:: Exercise ::
Find every line with the string "fait" in it, count them, and reply with that count only.

[Records from a data collection]
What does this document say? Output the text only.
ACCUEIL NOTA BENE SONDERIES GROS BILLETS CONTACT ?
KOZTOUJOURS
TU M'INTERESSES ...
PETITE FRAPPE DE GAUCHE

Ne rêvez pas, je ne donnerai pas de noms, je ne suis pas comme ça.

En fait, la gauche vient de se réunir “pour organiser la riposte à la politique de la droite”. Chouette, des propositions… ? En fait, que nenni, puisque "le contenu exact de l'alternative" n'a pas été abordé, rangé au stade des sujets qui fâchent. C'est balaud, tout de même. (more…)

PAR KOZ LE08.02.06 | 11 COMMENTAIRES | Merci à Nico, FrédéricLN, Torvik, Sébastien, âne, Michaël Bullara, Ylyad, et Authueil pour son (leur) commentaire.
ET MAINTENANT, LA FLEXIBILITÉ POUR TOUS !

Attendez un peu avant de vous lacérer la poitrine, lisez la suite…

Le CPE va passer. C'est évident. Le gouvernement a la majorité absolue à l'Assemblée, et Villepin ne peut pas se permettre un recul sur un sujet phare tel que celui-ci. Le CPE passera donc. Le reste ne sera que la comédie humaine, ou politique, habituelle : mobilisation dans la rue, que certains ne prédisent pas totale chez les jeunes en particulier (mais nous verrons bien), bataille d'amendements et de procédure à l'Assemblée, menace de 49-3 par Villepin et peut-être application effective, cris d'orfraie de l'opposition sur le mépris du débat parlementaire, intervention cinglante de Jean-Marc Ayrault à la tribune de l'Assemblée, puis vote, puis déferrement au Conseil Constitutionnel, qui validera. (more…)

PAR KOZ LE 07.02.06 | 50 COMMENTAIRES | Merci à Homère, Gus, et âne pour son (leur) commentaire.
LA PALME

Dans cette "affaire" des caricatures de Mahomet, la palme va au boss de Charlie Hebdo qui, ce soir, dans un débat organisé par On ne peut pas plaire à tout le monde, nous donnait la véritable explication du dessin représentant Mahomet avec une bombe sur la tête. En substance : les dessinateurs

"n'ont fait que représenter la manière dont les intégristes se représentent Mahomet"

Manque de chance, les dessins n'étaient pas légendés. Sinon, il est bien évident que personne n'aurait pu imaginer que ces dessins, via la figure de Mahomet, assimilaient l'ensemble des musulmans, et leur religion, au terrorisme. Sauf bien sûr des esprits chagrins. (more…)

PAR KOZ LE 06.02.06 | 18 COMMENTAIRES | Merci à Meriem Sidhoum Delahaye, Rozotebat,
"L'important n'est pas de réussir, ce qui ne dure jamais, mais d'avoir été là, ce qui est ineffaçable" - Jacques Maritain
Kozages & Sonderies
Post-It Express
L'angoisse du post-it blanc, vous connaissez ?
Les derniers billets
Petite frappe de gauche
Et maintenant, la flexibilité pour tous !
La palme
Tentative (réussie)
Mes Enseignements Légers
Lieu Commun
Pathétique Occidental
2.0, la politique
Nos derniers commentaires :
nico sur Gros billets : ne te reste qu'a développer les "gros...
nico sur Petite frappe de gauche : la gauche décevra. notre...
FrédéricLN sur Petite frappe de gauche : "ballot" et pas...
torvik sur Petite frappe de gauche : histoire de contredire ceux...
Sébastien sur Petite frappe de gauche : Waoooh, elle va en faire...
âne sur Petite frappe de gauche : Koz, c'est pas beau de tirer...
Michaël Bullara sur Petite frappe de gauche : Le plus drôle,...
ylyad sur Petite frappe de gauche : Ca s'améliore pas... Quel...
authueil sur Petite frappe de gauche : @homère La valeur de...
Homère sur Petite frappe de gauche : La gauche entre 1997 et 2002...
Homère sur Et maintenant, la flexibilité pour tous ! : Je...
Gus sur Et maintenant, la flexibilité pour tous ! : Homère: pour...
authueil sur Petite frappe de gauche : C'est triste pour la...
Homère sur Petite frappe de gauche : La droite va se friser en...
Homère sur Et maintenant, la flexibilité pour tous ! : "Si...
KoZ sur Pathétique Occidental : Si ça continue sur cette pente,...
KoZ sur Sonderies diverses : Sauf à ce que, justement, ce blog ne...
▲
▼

:: Answer to the problem ::
2